- **The exercise**: All lines in the data bearing the string "left" should be identified and copied.
··· Data records
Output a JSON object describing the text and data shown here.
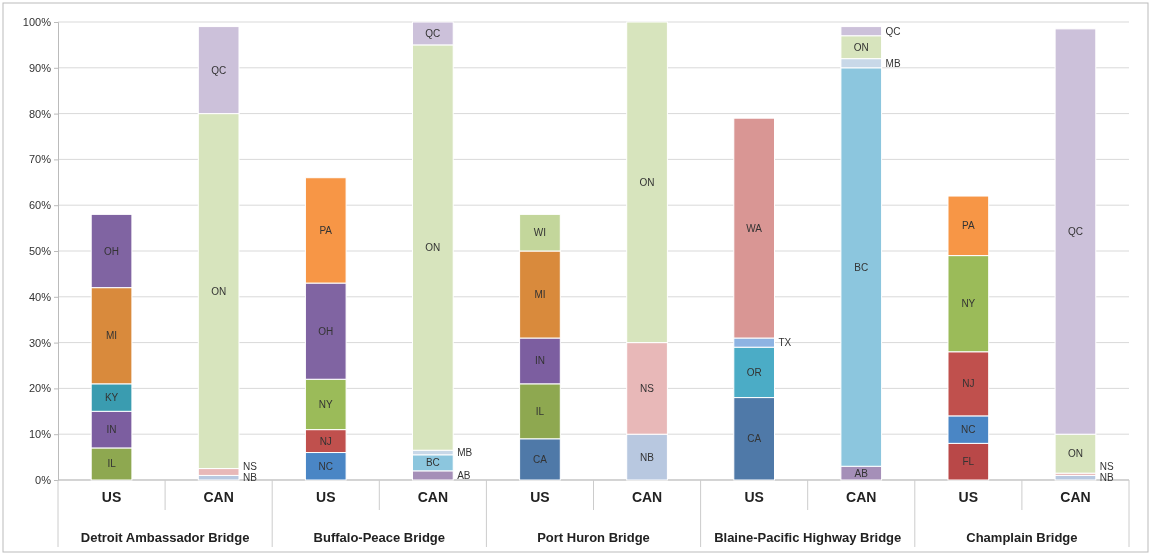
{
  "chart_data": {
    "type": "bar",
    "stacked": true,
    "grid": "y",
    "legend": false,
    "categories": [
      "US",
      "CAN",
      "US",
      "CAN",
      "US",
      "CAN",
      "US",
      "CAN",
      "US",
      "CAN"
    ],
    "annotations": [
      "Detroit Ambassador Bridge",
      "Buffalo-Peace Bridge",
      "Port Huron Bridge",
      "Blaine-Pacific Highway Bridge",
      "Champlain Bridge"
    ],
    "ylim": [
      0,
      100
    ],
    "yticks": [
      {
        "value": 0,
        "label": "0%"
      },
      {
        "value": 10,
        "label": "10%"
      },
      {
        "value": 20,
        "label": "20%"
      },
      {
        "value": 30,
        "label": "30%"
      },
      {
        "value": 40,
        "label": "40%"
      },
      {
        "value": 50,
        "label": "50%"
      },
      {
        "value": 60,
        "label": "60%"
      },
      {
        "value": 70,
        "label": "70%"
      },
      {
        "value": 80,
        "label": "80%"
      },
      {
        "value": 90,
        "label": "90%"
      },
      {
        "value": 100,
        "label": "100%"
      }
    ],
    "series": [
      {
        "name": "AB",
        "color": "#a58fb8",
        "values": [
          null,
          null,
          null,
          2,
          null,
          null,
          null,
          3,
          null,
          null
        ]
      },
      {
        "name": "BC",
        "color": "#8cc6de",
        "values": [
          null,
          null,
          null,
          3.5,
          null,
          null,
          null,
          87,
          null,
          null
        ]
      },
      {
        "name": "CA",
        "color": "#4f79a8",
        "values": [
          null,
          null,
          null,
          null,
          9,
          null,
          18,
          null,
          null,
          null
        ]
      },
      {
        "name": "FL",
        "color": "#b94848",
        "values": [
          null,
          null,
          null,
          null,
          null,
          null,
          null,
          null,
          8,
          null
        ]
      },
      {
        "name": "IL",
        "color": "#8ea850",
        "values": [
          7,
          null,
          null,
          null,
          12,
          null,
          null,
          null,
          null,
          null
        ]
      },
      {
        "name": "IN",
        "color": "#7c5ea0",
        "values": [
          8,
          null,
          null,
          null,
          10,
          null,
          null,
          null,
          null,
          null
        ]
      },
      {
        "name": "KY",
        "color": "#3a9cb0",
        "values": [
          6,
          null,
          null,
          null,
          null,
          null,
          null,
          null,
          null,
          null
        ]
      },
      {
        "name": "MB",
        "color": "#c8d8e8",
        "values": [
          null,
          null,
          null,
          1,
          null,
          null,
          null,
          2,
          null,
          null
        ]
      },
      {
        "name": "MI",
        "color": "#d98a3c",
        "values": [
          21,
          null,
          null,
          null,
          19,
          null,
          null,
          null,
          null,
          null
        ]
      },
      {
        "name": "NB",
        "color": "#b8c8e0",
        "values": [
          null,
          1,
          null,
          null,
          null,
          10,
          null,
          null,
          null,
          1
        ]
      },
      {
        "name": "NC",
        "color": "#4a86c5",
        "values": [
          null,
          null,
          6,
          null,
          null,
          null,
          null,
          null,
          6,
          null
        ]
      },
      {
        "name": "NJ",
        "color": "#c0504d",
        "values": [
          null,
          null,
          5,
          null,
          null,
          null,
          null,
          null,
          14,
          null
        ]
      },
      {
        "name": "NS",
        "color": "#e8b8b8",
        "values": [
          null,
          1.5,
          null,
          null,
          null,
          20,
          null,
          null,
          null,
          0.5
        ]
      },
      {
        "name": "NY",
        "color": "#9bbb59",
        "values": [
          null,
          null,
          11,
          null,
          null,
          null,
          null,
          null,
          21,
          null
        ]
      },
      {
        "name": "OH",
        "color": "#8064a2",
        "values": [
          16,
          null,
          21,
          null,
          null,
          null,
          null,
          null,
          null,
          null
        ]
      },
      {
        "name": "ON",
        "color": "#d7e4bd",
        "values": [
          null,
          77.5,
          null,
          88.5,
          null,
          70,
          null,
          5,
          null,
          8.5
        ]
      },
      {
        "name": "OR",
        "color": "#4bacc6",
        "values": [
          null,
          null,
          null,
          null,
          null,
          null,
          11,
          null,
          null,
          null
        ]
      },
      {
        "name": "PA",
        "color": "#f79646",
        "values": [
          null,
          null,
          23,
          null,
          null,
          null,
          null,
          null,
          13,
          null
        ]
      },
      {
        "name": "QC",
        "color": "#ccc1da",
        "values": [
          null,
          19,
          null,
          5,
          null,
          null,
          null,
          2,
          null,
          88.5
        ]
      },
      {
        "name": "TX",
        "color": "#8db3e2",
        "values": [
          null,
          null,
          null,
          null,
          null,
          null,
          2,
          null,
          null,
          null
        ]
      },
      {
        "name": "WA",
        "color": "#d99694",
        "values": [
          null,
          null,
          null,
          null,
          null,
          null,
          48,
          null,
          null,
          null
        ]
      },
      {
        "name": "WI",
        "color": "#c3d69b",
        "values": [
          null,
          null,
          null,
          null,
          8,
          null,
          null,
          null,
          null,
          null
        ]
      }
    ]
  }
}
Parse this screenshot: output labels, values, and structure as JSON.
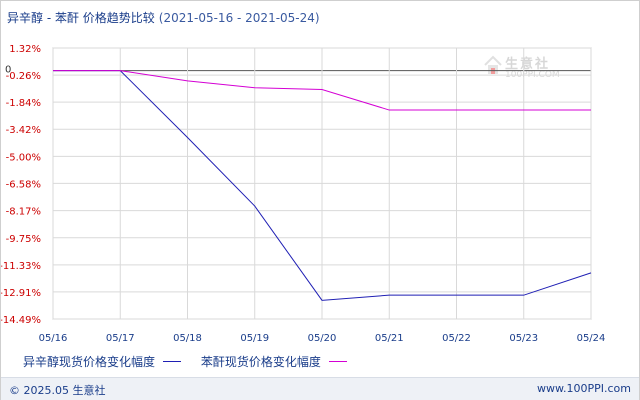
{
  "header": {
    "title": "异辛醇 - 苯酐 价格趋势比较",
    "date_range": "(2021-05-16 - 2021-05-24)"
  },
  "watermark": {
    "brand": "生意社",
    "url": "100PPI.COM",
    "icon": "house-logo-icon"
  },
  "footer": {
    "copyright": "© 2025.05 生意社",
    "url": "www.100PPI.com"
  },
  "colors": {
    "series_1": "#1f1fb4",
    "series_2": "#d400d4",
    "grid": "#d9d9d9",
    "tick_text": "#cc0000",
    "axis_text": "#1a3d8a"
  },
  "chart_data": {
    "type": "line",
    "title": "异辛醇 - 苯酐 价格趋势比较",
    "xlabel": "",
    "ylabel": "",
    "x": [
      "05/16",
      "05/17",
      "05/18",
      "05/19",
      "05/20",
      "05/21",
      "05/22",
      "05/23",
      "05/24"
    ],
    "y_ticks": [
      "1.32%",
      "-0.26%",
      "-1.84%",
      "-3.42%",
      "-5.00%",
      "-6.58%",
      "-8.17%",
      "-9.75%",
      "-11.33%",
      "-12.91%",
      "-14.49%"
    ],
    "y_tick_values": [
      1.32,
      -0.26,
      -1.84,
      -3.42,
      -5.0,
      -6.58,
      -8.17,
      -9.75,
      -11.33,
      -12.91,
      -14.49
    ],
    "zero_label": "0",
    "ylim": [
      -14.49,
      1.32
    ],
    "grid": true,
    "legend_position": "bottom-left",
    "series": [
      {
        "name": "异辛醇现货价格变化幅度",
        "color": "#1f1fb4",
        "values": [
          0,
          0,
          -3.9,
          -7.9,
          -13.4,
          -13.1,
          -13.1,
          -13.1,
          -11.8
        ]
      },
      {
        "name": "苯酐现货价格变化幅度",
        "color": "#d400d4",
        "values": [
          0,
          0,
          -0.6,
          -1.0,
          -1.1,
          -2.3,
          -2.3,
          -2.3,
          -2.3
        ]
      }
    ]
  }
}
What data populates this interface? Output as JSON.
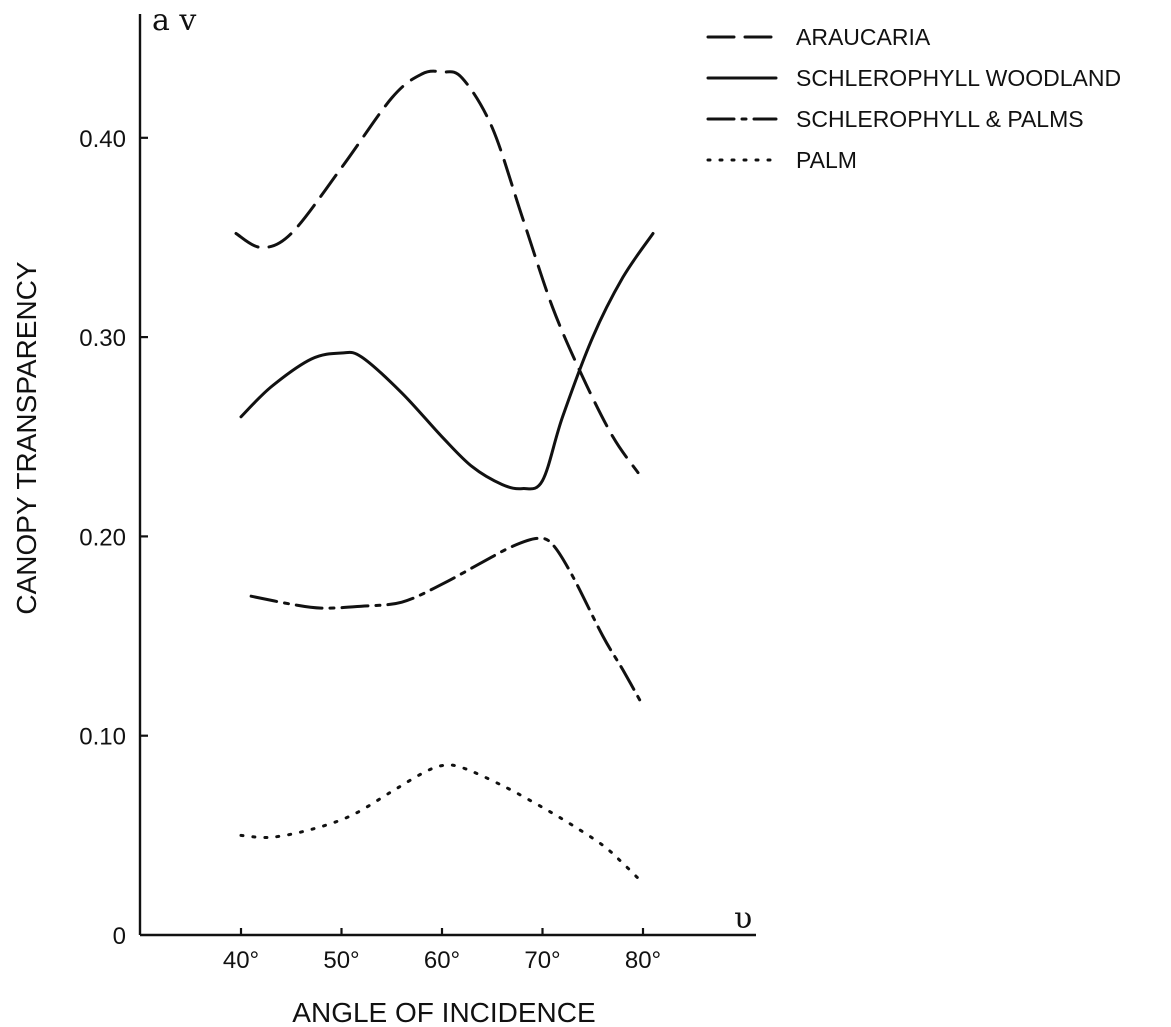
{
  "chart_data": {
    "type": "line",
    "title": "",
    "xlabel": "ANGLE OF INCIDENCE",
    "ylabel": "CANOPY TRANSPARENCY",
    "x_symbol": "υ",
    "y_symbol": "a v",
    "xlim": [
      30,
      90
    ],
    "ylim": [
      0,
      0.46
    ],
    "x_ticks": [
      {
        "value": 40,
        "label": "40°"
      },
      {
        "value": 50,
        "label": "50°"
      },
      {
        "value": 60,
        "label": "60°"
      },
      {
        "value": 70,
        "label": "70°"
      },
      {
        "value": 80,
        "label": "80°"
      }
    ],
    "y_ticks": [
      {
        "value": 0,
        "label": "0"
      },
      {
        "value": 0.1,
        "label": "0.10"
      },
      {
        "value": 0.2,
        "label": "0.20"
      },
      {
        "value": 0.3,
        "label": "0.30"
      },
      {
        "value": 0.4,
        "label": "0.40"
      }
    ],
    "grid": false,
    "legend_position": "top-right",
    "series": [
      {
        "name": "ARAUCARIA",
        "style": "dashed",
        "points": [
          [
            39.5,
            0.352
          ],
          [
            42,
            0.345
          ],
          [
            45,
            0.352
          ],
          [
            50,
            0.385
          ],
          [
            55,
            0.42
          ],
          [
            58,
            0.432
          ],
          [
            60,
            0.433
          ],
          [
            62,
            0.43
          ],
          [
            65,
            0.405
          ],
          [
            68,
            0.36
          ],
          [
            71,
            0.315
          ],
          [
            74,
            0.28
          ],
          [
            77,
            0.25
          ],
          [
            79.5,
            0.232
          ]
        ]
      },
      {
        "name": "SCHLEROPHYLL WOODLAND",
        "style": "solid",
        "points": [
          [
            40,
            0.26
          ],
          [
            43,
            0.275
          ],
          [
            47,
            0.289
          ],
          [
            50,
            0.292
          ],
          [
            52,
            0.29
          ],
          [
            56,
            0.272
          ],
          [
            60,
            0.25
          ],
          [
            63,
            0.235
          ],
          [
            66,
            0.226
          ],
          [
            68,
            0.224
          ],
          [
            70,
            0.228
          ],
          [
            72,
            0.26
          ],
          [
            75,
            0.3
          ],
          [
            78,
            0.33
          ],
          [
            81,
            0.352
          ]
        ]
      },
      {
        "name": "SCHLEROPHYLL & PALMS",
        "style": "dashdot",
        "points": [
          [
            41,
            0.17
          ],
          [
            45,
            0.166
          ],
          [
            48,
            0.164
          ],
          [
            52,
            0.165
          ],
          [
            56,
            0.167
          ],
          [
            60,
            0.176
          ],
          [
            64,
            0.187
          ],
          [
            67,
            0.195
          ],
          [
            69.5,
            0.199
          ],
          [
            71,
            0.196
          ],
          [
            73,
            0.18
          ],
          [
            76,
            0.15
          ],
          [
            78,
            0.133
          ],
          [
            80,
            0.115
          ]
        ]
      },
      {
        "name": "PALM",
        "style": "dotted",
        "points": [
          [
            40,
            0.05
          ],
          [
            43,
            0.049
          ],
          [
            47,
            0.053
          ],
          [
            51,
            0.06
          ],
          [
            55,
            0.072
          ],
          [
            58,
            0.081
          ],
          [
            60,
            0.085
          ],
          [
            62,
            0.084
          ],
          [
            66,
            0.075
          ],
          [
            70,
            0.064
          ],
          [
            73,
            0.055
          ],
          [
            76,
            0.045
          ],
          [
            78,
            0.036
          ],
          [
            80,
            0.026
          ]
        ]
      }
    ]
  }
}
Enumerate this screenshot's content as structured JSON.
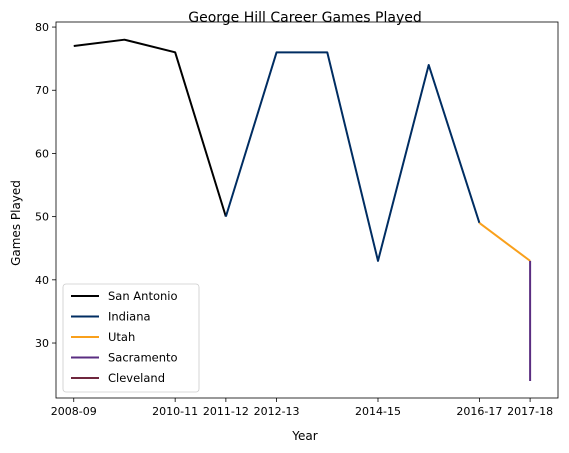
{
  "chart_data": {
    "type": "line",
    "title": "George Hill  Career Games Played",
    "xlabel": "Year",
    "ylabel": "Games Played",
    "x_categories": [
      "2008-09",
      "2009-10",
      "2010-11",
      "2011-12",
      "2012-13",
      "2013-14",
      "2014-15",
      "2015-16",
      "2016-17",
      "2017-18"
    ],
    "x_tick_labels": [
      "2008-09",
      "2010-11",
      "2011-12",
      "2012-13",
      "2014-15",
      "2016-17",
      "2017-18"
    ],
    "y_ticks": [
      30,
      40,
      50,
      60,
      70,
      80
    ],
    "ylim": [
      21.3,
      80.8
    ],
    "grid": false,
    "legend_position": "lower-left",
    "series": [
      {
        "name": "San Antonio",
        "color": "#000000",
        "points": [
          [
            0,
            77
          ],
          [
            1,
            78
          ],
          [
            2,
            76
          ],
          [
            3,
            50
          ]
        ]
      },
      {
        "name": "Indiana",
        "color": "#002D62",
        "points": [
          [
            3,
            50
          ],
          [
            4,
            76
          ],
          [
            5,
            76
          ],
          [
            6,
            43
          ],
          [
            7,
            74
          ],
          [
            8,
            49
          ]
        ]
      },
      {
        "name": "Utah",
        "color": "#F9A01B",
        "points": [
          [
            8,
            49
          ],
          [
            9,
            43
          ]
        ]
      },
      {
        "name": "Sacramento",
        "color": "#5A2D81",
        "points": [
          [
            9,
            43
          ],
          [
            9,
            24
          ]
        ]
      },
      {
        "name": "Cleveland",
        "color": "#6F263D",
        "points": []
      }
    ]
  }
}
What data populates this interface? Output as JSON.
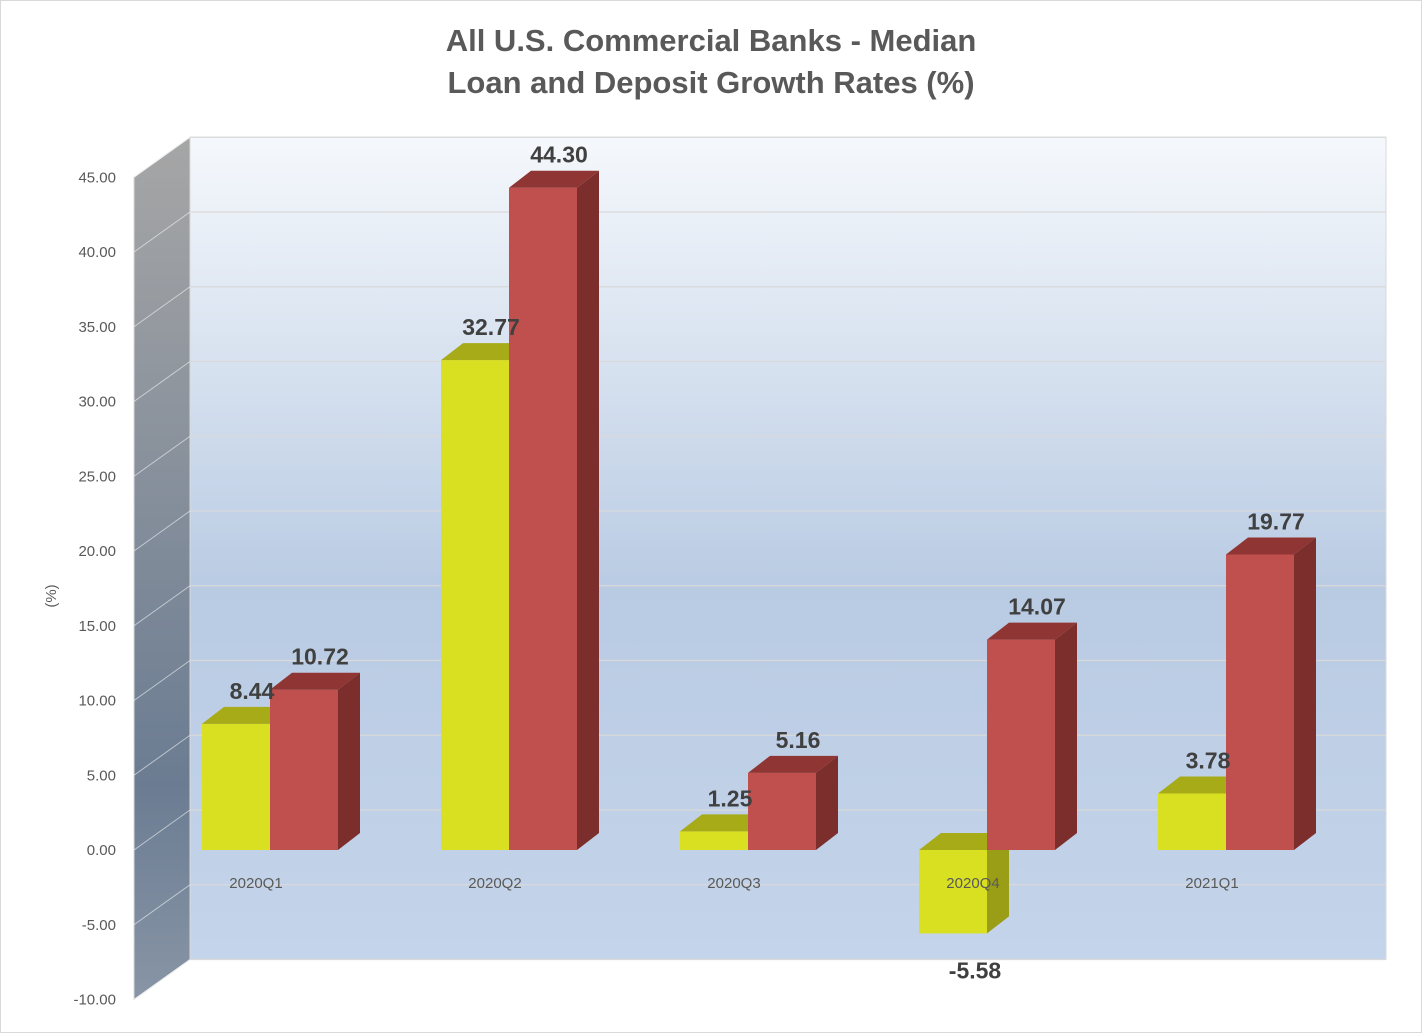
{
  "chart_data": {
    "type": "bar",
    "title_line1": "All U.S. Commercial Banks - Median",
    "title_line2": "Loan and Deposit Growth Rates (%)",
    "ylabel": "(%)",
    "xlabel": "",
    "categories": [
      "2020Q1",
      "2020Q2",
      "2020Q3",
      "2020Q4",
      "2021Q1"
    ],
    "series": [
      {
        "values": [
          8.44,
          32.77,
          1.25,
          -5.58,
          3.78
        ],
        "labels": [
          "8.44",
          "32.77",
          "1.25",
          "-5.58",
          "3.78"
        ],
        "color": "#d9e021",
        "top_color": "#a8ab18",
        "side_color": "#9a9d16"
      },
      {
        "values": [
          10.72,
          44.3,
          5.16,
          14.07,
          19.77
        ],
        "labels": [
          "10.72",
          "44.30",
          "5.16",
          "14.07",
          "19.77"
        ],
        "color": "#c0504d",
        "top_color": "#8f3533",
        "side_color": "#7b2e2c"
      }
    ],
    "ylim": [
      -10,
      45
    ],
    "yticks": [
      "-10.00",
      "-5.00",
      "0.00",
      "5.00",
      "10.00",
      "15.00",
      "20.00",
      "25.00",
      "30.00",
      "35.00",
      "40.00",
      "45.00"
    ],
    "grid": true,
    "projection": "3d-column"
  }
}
······
- **Exercise output**:
    "legend_position": "bottom-left",
    "legend_position": "lower-left",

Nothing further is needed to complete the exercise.